_Short problem_
Scan the entries below and extract each line with the word "this" in it.

[START]

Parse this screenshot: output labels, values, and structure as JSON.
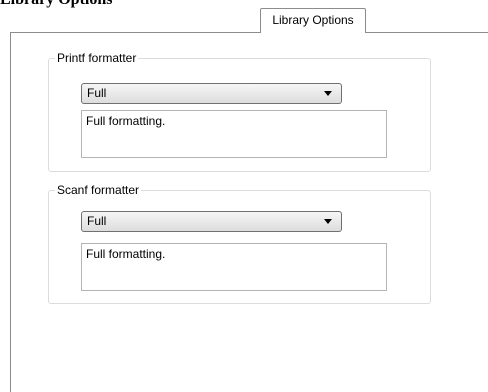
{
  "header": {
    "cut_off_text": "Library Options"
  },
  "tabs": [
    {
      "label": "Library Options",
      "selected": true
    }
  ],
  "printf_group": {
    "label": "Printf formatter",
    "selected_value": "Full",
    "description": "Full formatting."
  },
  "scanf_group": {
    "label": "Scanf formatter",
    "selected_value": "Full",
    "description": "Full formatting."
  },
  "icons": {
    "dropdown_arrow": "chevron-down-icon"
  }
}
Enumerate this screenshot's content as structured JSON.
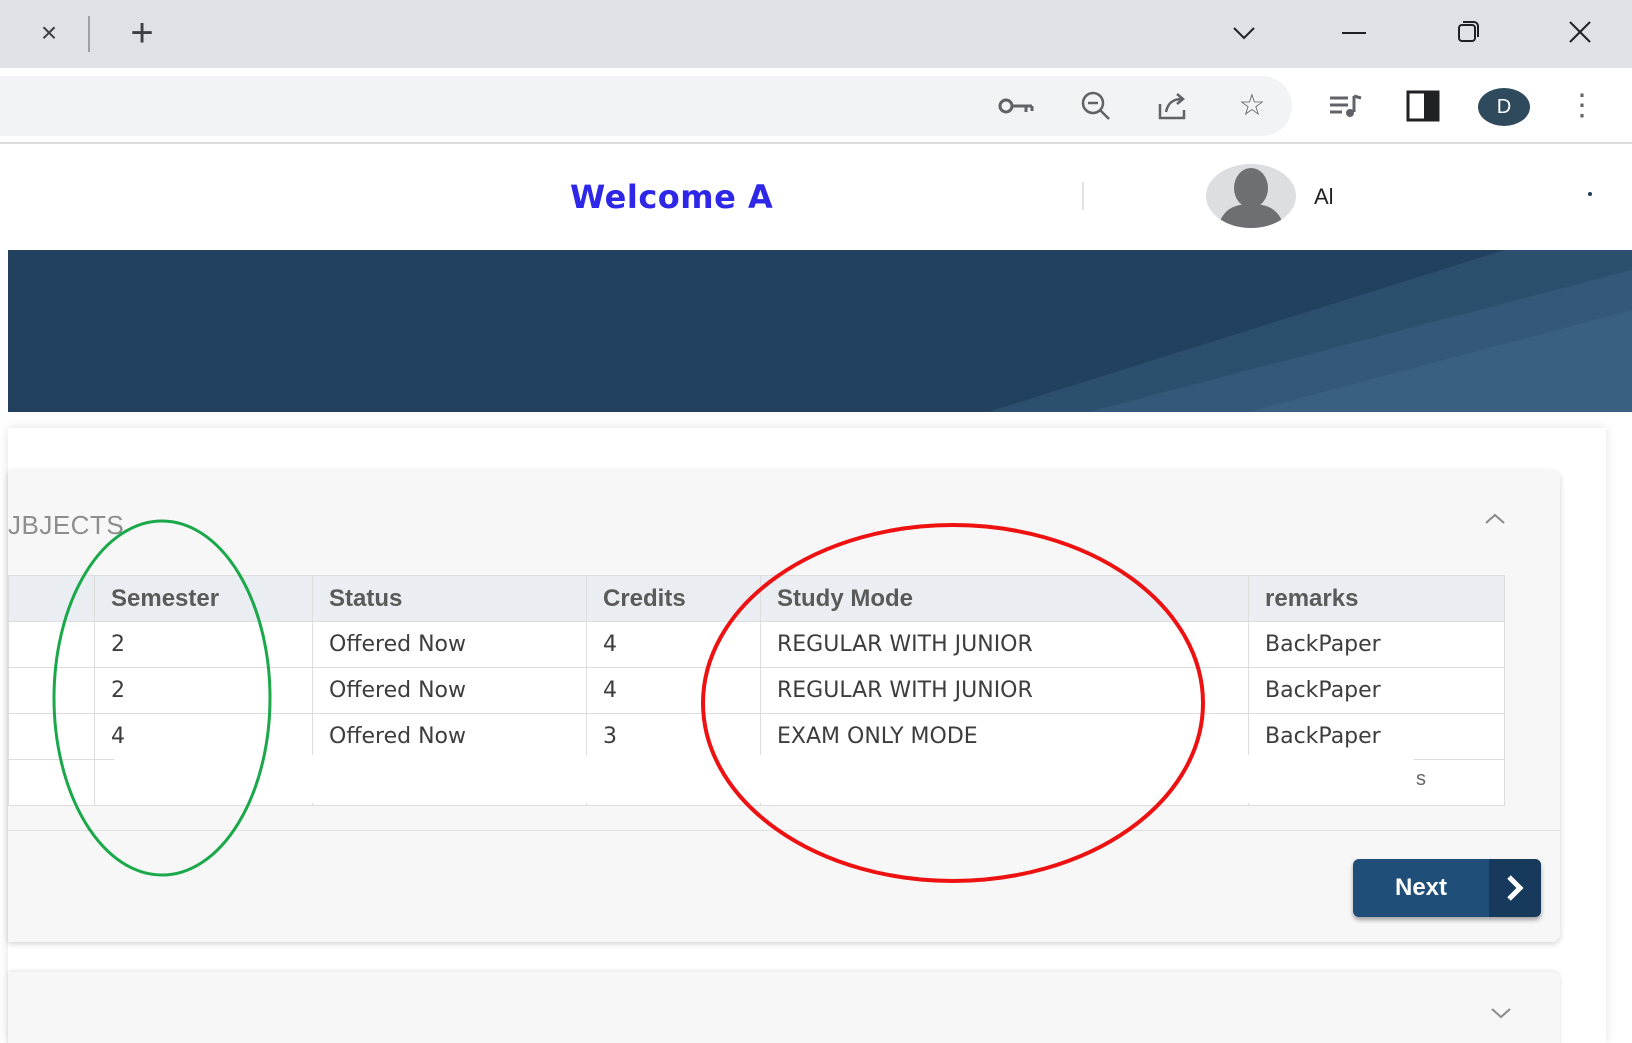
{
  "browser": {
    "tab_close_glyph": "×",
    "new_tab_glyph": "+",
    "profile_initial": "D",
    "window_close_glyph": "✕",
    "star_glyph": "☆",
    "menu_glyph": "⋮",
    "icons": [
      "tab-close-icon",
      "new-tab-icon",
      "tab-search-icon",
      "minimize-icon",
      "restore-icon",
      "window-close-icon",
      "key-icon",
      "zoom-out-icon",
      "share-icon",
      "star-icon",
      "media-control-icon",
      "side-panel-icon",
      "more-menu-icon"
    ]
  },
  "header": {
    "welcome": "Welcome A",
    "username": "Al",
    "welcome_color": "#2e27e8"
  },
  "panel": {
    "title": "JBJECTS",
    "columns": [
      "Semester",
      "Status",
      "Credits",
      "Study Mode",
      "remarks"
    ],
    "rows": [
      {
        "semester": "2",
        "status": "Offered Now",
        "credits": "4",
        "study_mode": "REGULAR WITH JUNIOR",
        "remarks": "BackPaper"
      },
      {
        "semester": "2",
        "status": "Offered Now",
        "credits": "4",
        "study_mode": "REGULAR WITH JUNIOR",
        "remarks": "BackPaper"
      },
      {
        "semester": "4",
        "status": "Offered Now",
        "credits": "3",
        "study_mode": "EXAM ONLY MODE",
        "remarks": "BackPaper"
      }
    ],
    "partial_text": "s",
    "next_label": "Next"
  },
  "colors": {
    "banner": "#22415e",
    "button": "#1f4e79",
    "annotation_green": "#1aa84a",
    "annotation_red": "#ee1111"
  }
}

[END]
[START]

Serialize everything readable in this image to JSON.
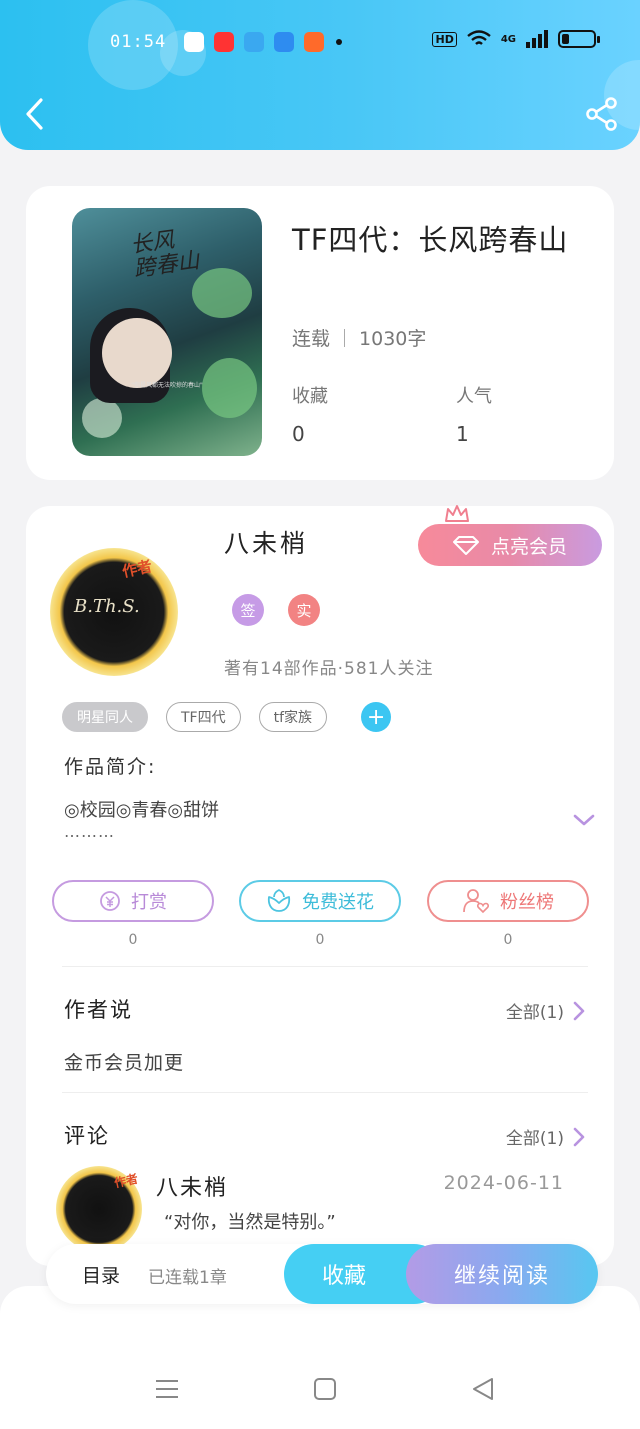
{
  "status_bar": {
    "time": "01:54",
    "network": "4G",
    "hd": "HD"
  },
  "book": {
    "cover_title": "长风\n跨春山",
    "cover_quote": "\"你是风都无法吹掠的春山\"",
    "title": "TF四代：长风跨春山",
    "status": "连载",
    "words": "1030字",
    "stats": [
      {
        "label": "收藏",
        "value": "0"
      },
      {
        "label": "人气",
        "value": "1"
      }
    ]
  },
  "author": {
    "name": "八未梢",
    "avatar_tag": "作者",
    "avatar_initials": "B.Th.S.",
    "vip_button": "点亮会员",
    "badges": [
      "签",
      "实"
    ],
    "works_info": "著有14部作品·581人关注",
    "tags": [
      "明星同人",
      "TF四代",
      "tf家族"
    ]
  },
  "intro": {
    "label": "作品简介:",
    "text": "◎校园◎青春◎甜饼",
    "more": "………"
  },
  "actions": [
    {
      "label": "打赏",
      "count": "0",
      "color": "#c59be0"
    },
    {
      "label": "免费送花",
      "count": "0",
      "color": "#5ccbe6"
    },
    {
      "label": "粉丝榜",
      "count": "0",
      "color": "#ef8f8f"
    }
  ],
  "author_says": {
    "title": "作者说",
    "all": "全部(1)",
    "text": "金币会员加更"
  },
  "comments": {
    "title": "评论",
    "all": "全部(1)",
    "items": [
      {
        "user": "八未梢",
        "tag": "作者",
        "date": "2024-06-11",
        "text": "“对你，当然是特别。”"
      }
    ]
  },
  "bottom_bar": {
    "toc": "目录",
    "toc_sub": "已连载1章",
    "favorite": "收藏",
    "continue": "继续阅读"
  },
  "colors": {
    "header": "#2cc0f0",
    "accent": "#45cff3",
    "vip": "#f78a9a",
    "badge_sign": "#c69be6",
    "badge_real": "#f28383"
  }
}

[END]

_The response_
Parse this screenshot: output labels, values, and structure as JSON.
Enumerate this screenshot's content as structured JSON.
Serialize everything readable in this image to JSON.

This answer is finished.